Data extracted from a collection
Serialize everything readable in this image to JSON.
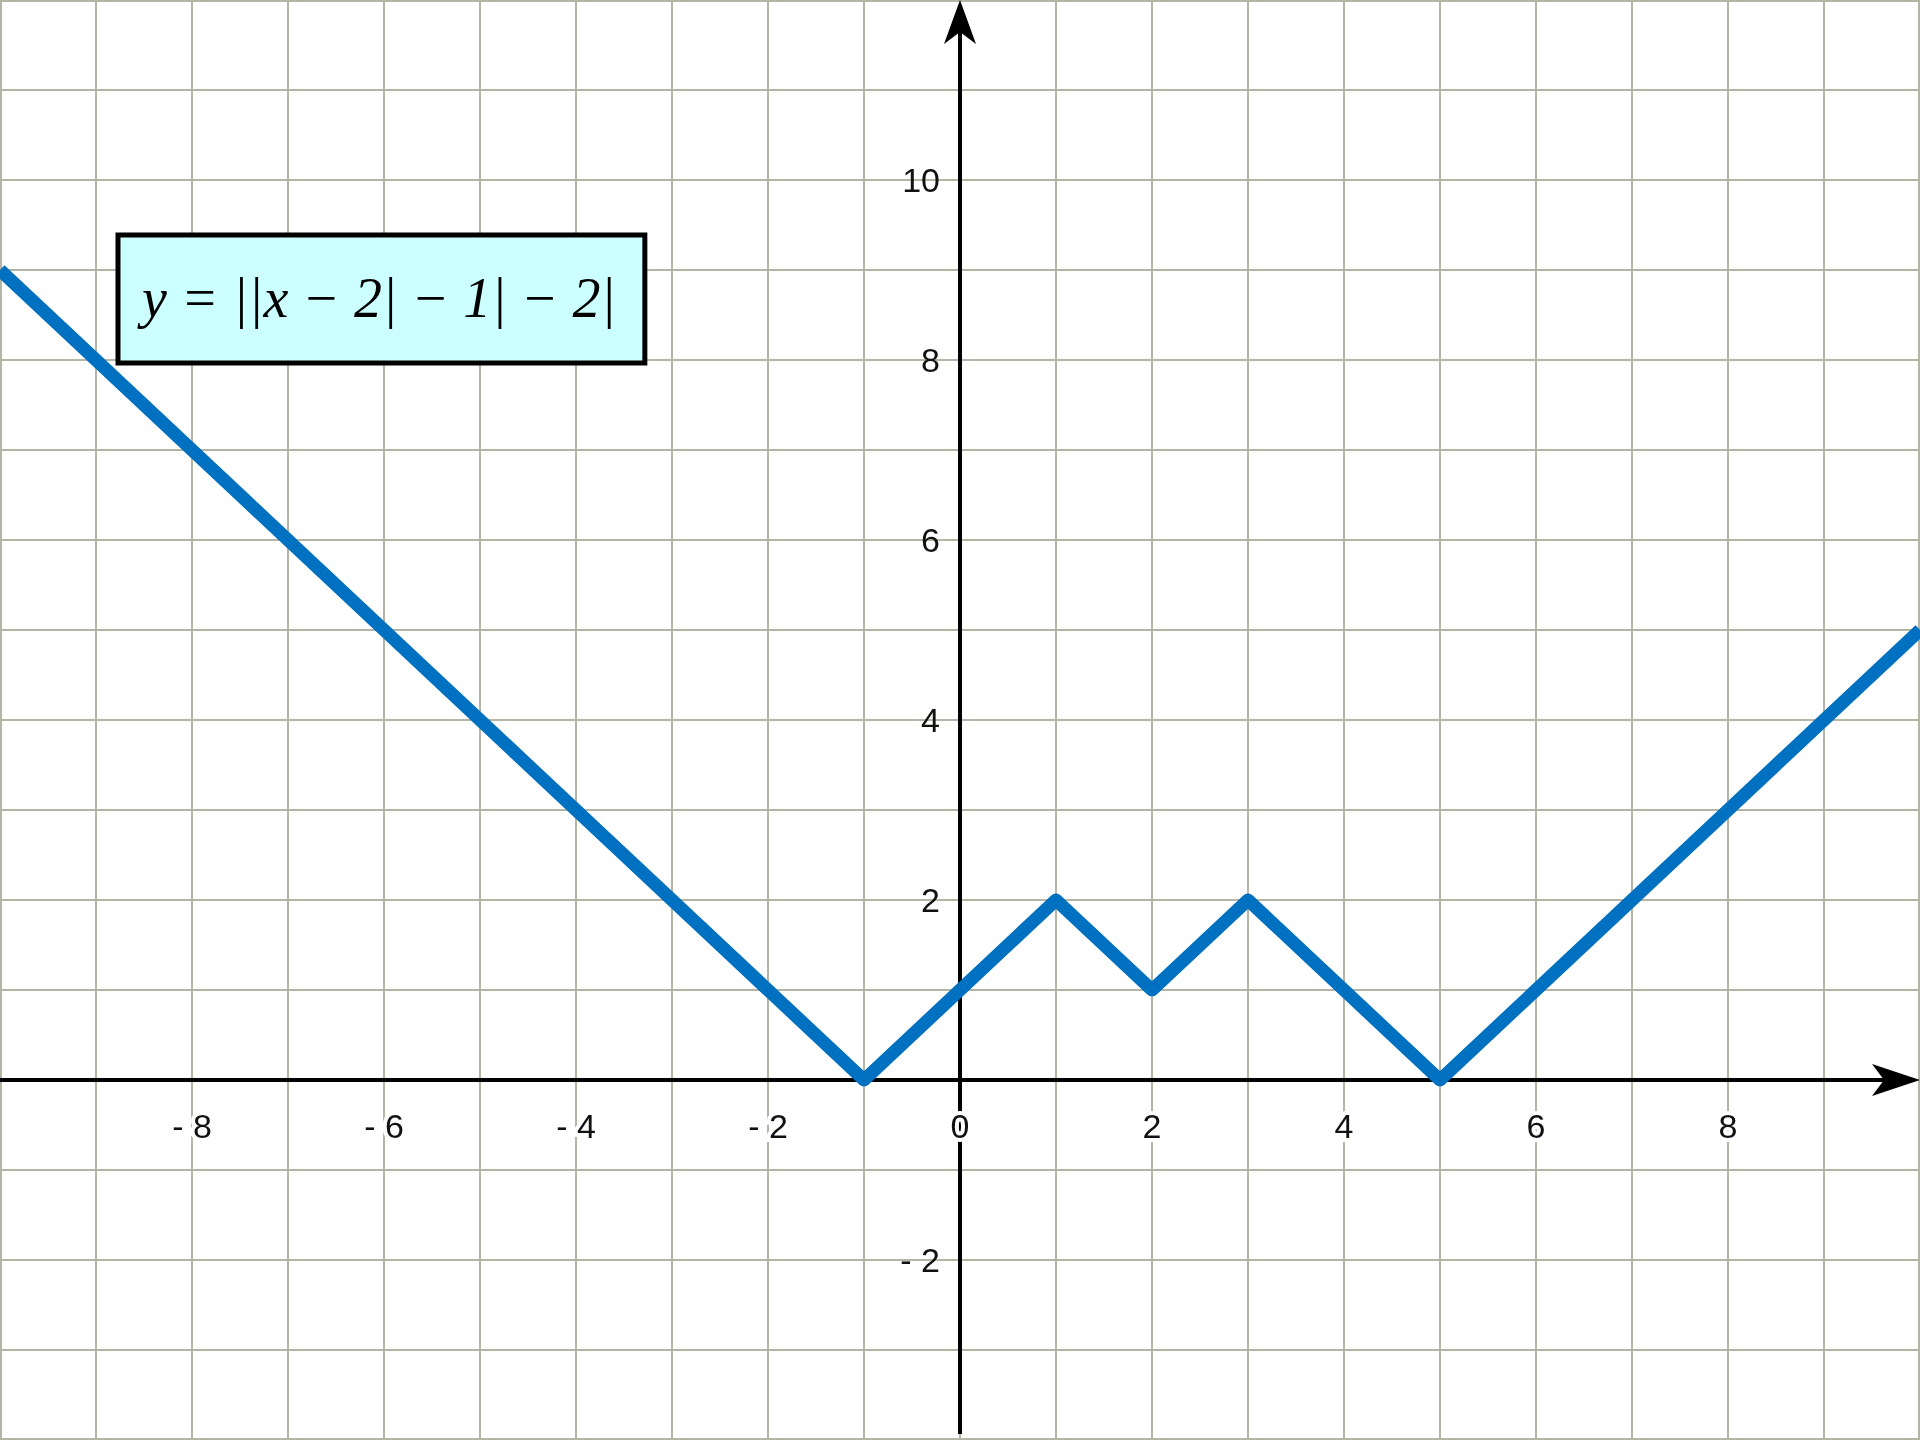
{
  "chart_data": {
    "type": "line",
    "xlim": [
      -10,
      10
    ],
    "ylim": [
      -4,
      12
    ],
    "xticks": [
      {
        "value": -10,
        "label": null
      },
      {
        "value": -9,
        "label": null
      },
      {
        "value": -8,
        "label": "- 8"
      },
      {
        "value": -7,
        "label": null
      },
      {
        "value": -6,
        "label": "- 6"
      },
      {
        "value": -5,
        "label": null
      },
      {
        "value": -4,
        "label": "- 4"
      },
      {
        "value": -3,
        "label": null
      },
      {
        "value": -2,
        "label": "- 2"
      },
      {
        "value": -1,
        "label": null
      },
      0,
      {
        "value": 1,
        "label": null
      },
      2,
      {
        "value": 3,
        "label": null
      },
      4,
      {
        "value": 5,
        "label": null
      },
      6,
      {
        "value": 7,
        "label": null
      },
      8,
      {
        "value": 9,
        "label": null
      },
      {
        "value": 10,
        "label": null
      }
    ],
    "yticks": [
      {
        "value": -4,
        "label": null
      },
      {
        "value": -3,
        "label": null
      },
      {
        "value": -2,
        "label": "- 2"
      },
      {
        "value": -1,
        "label": null
      },
      {
        "value": 0,
        "label": null
      },
      {
        "value": 1,
        "label": null
      },
      2,
      {
        "value": 3,
        "label": null
      },
      4,
      {
        "value": 5,
        "label": null
      },
      6,
      {
        "value": 7,
        "label": null
      },
      8,
      {
        "value": 9,
        "label": null
      },
      10,
      {
        "value": 11,
        "label": null
      },
      {
        "value": 12,
        "label": null
      }
    ],
    "grid": true,
    "annotations": [
      "y = ||x − 2| − 1| − 2|"
    ],
    "series": [
      {
        "color": "#0070c0",
        "x": [
          -10,
          -1,
          1,
          2,
          3,
          5,
          10
        ],
        "values": [
          9,
          0,
          2,
          1,
          2,
          0,
          5
        ]
      }
    ]
  }
}
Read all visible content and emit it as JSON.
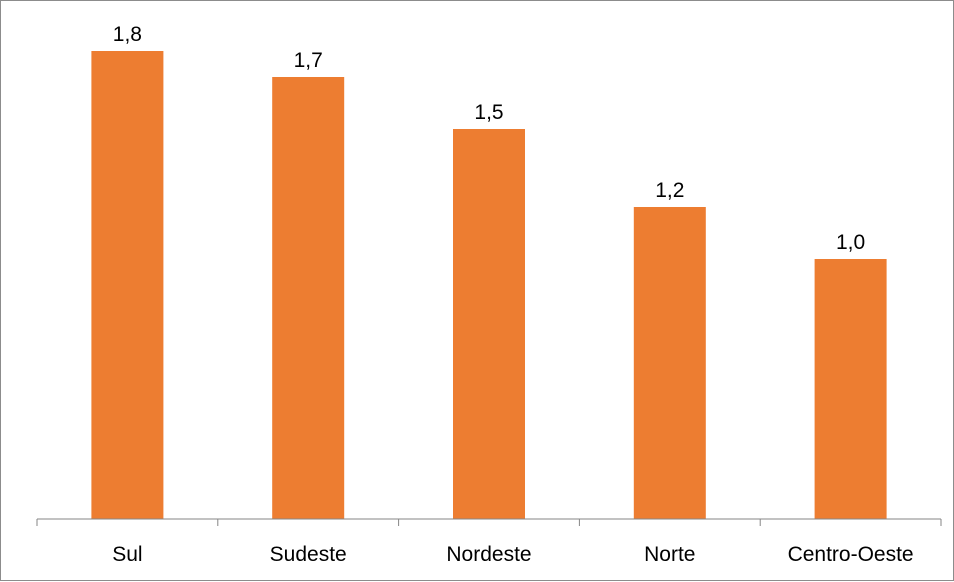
{
  "chart_data": {
    "type": "bar",
    "categories": [
      "Sul",
      "Sudeste",
      "Nordeste",
      "Norte",
      "Centro-Oeste"
    ],
    "values": [
      1.8,
      1.7,
      1.5,
      1.2,
      1.0
    ],
    "data_labels": [
      "1,8",
      "1,7",
      "1,5",
      "1,2",
      "1,0"
    ],
    "title": "",
    "xlabel": "",
    "ylabel": "",
    "ylim": [
      0,
      1.9
    ],
    "grid": false,
    "legend": "none",
    "bar_color": "#ED7D31",
    "axis_color": "#868686"
  }
}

- **TASK TO CARRY OUT**
None of the pictures should appear; repeat the records exactly otherwise.

- **WRITTEN SOLUTION**
Serialize everything readable in this image to JSON.
{
  "chart_data": {
    "type": "line",
    "xlim": [
      -10,
      10
    ],
    "ylim": [
      -4,
      12
    ],
    "xticks": [
      {
        "value": -10,
        "label": null
      },
      {
        "value": -9,
        "label": null
      },
      {
        "value": -8,
        "label": "- 8"
      },
      {
        "value": -7,
        "label": null
      },
      {
        "value": -6,
        "label": "- 6"
      },
      {
        "value": -5,
        "label": null
      },
      {
        "value": -4,
        "label": "- 4"
      },
      {
        "value": -3,
        "label": null
      },
      {
        "value": -2,
        "label": "- 2"
      },
      {
        "value": -1,
        "label": null
      },
      0,
      {
        "value": 1,
        "label": null
      },
      2,
      {
        "value": 3,
        "label": null
      },
      4,
      {
        "value": 5,
        "label": null
      },
      6,
      {
        "value": 7,
        "label": null
      },
      8,
      {
        "value": 9,
        "label": null
      },
      {
        "value": 10,
        "label": null
      }
    ],
    "yticks": [
      {
        "value": -4,
        "label": null
      },
      {
        "value": -3,
        "label": null
      },
      {
        "value": -2,
        "label": "- 2"
      },
      {
        "value": -1,
        "label": null
      },
      {
        "value": 0,
        "label": null
      },
      {
        "value": 1,
        "label": null
      },
      2,
      {
        "value": 3,
        "label": null
      },
      4,
      {
        "value": 5,
        "label": null
      },
      6,
      {
        "value": 7,
        "label": null
      },
      8,
      {
        "value": 9,
        "label": null
      },
      10,
      {
        "value": 11,
        "label": null
      },
      {
        "value": 12,
        "label": null
      }
    ],
    "grid": true,
    "annotations": [
      "y = ||x − 2| − 1| − 2|"
    ],
    "series": [
      {
        "color": "#0070c0",
        "x": [
          -10,
          -1,
          1,
          2,
          3,
          5,
          10
        ],
        "values": [
          9,
          0,
          2,
          1,
          2,
          0,
          5
        ]
      }
    ]
  }
}
Read all visible content and emit it as JSON.
{
  "chart_data": {
    "type": "bar",
    "categories": [
      "Sul",
      "Sudeste",
      "Nordeste",
      "Norte",
      "Centro-Oeste"
    ],
    "values": [
      1.8,
      1.7,
      1.5,
      1.2,
      1.0
    ],
    "data_labels": [
      "1,8",
      "1,7",
      "1,5",
      "1,2",
      "1,0"
    ],
    "title": "",
    "xlabel": "",
    "ylabel": "",
    "ylim": [
      0,
      1.9
    ],
    "grid": false,
    "legend": "none",
    "bar_color": "#ED7D31",
    "axis_color": "#868686"
  }
}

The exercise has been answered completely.